** BEGIN **

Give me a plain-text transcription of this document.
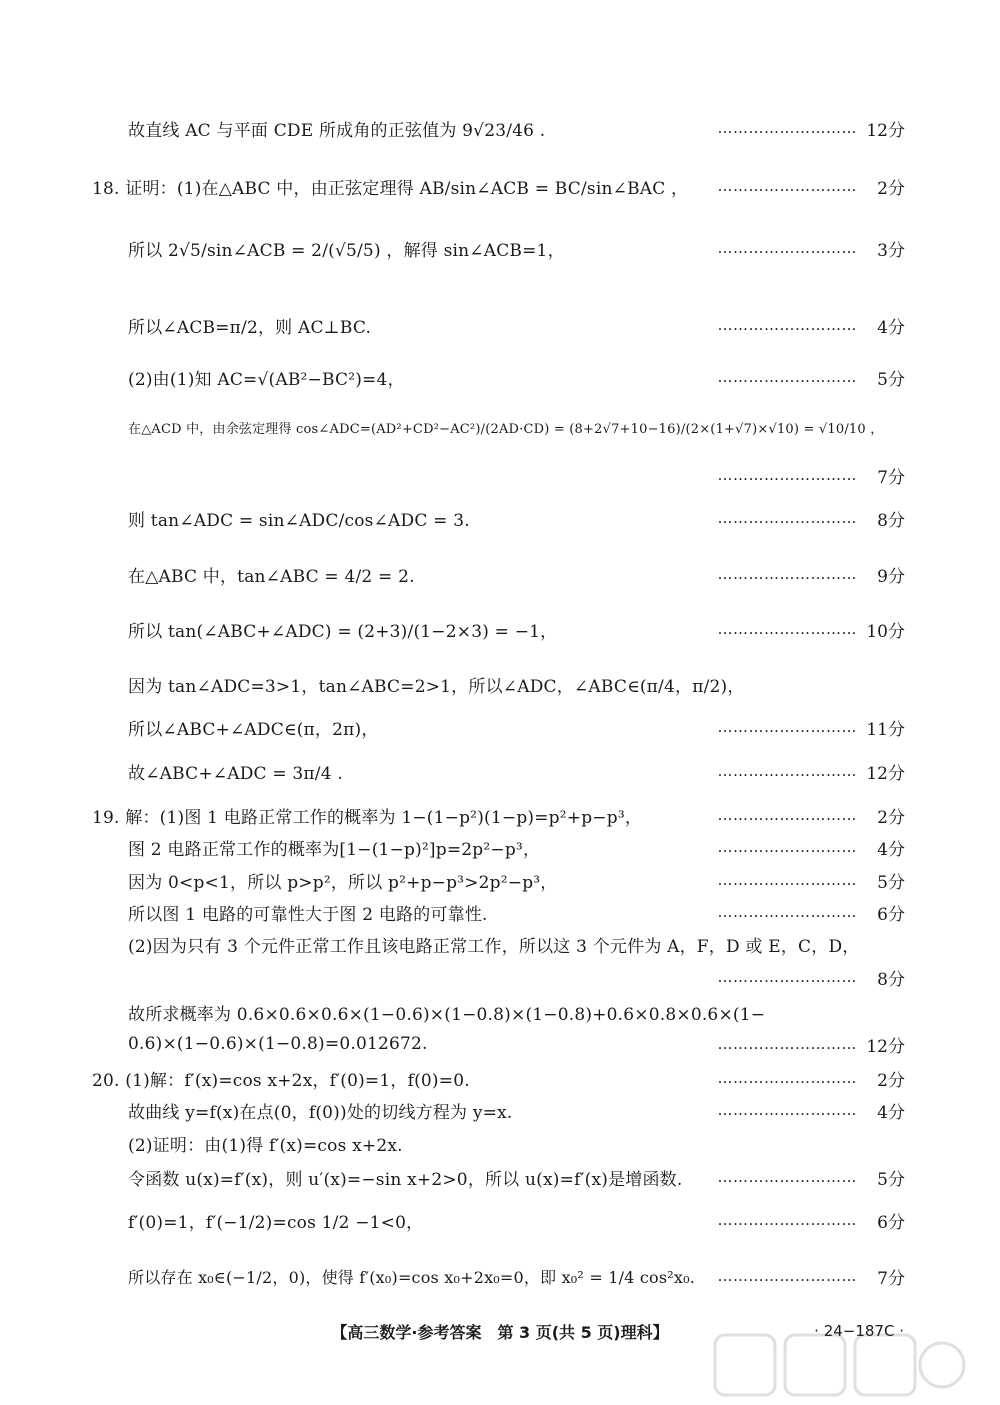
故直线 AC 与平面 CDE 所成角的正弦值为 9√23/46 .	……………………… 12分
18. 证明：(1)在△ABC 中，由正弦定理得 AB/sin∠ACB = BC/sin∠BAC ， ………………………	2分
所以 2√5/sin∠ACB = 2/(√5/5) ，解得 sin∠ACB=1，	………………………	3分
所以∠ACB=π/2，则 AC⊥BC.	………………………	4分
(2)由(1)知 AC=√(AB²−BC²)=4，	………………………	5分
在△ACD 中，由余弦定理得 cos∠ADC=(AD²+CD²−AC²)/(2AD·CD) = (8+2√7+10−16)/(2×(1+√7)×√10) = √10/10 ，
………………………	7分
则 tan∠ADC = sin∠ADC/cos∠ADC = 3.	………………………	8分
在△ABC 中，tan∠ABC = 4/2 = 2.	………………………	9分
所以 tan(∠ABC+∠ADC) = (2+3)/(1−2×3) = −1，	……………………… 10分
因为 tan∠ADC=3>1，tan∠ABC=2>1，所以∠ADC，∠ABC∈(π/4，π/2)，
所以∠ABC+∠ADC∈(π，2π)，	……………………… 11分
故∠ABC+∠ADC = 3π/4 .	……………………… 12分
19. 解：(1)图 1 电路正常工作的概率为 1−(1−p²)(1−p)=p²+p−p³，	………………………	2分
图 2 电路正常工作的概率为[1−(1−p)²]p=2p²−p³，	………………………	4分
因为 0<p<1，所以 p>p²，所以 p²+p−p³>2p²−p³，	………………………	5分
所以图 1 电路的可靠性大于图 2 电路的可靠性.	………………………	6分
(2)因为只有 3 个元件正常工作且该电路正常工作，所以这 3 个元件为 A，F，D 或 E，C，D，
………………………	8分
故所求概率为 0.6×0.6×0.6×(1−0.6)×(1−0.8)×(1−0.8)+0.6×0.8×0.6×(1−
0.6)×(1−0.6)×(1−0.8)=0.012672.	……………………… 12分
20. (1)解：f′(x)=cos x+2x，f′(0)=1，f(0)=0.	………………………	2分
故曲线 y=f(x)在点(0，f(0))处的切线方程为 y=x.	………………………	4分
(2)证明：由(1)得 f′(x)=cos x+2x.
令函数 u(x)=f′(x)，则 u′(x)=−sin x+2>0，所以 u(x)=f′(x)是增函数. ………………………	5分
f′(0)=1，f′(−1/2)=cos 1/2 −1<0，	………………………	6分
所以存在 x₀∈(−1/2，0)，使得 f′(x₀)=cos x₀+2x₀=0，即 x₀² = 1/4 cos²x₀. ………………………	7分
【高三数学·参考答案　第 3 页(共 5 页)理科】	· 24−187C ·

** END **

▸ AIM
Using the entries above, tally how many lines have the word "电路正常工作的概率为" in them; write the number and nothing more.

▸ WRITTEN RESPONSE
2